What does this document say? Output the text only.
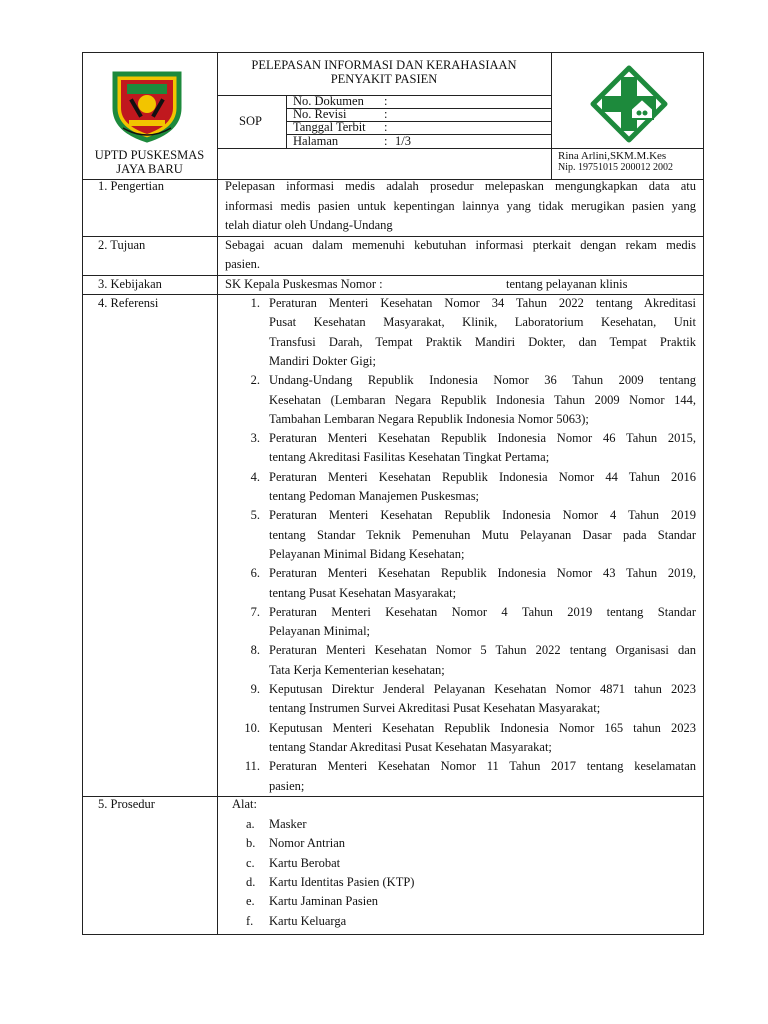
PELEPASAN INFORMASI DAN KERAHASIAAN
PENYAKIT PASIEN
SOP
No. Dokumen :
No. Revisi	:
Tanggal Terbit :
Halaman	: 1/3
UPTD PUSKESMAS
JAYA BARU
Rina Arlini,SKM.M.Kes
Nip. 19751015 200012 2002
1. Pengertian	Pelepasan informasi medis adalah prosedur melepaskan mengungkapkan data atu
informasi medis pasien untuk kepentingan lainnya yang tidak merugikan pasien yang
telah diatur oleh Undang-Undang
2. Tujuan	Sebagai acuan dalam memenuhi kebutuhan informasi pterkait dengan rekam medis
pasien.
3. Kebijakan	SK Kepala Puskesmas Nomor :	tentang pelayanan klinis
4. Referensi	1. Peraturan Menteri Kesehatan Nomor 34 Tahun 2022 tentang Akreditasi
Pusat Kesehatan Masyarakat, Klinik, Laboratorium Kesehatan, Unit
Transfusi Darah, Tempat Praktik Mandiri Dokter, dan Tempat Praktik
Mandiri Dokter Gigi;
2. Undang-Undang Republik Indonesia Nomor 36 Tahun 2009 tentang
Kesehatan (Lembaran Negara Republik Indonesia Tahun 2009 Nomor 144,
Tambahan Lembaran Negara Republik Indonesia Nomor 5063);
3. Peraturan Menteri Kesehatan Republik Indonesia Nomor 46 Tahun 2015,
tentang Akreditasi Fasilitas Kesehatan Tingkat Pertama;
4. Peraturan Menteri Kesehatan Republik Indonesia Nomor 44 Tahun 2016
tentang Pedoman Manajemen Puskesmas;
5. Peraturan Menteri Kesehatan Republik Indonesia Nomor 4 Tahun 2019
tentang Standar Teknik Pemenuhan Mutu Pelayanan Dasar pada Standar
Pelayanan Minimal Bidang Kesehatan;
6. Peraturan Menteri Kesehatan Republik Indonesia Nomor 43 Tahun 2019,
tentang Pusat Kesehatan Masyarakat;
7. Peraturan Menteri Kesehatan Nomor 4 Tahun 2019 tentang Standar
Pelayanan Minimal;
8. Peraturan Menteri Kesehatan Nomor 5 Tahun 2022 tentang Organisasi dan
Tata Kerja Kementerian kesehatan;
9. Keputusan Direktur Jenderal Pelayanan Kesehatan Nomor 4871 tahun 2023
tentang Instrumen Survei Akreditasi Pusat Kesehatan Masyarakat;
10. Keputusan Menteri Kesehatan Republik Indonesia Nomor 165 tahun 2023
tentang Standar Akreditasi Pusat Kesehatan Masyarakat;
11. Peraturan Menteri Kesehatan Nomor 11 Tahun 2017 tentang keselamatan
pasien;
5. Prosedur	Alat:
a. Masker
b. Nomor Antrian
c. Kartu Berobat
d. Kartu Identitas Pasien (KTP)
e. Kartu Jaminan Pasien
f. Kartu Keluarga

-------

INSTRUCTIONS FOR THE TASK:
Scan the records above for the string "Standar", then select every line that holds it.

COMPLETE OUTPUT:
tentang Standar Teknik Pemenuhan Mutu Pelayanan Dasar pada Standar
7. Peraturan Menteri Kesehatan Nomor 4 Tahun 2019 tentang Standar
tentang Standar Akreditasi Pusat Kesehatan Masyarakat;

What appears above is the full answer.